[Begin Data for this exercise]
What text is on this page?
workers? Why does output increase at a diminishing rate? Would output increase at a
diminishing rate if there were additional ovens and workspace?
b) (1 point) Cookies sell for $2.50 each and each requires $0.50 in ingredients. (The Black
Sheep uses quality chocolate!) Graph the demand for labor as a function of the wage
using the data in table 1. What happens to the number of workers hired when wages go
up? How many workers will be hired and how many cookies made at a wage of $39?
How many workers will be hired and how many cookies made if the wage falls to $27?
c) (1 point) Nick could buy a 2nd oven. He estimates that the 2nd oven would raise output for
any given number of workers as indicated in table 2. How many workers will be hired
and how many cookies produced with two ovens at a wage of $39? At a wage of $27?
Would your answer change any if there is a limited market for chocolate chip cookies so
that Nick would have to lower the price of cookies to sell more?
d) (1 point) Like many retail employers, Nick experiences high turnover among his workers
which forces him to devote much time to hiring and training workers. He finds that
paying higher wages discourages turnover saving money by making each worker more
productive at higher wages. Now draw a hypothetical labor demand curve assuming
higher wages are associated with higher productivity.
[End Data for this exercise]
Task details:
Search the data for "sell" and list every line in which it occurs.

Reply to the exercise:
b) (1 point) Cookies sell for $2.50 each and each requires $0.50 in ingredients. (The Black
that Nick would have to lower the price of cookies to sell more?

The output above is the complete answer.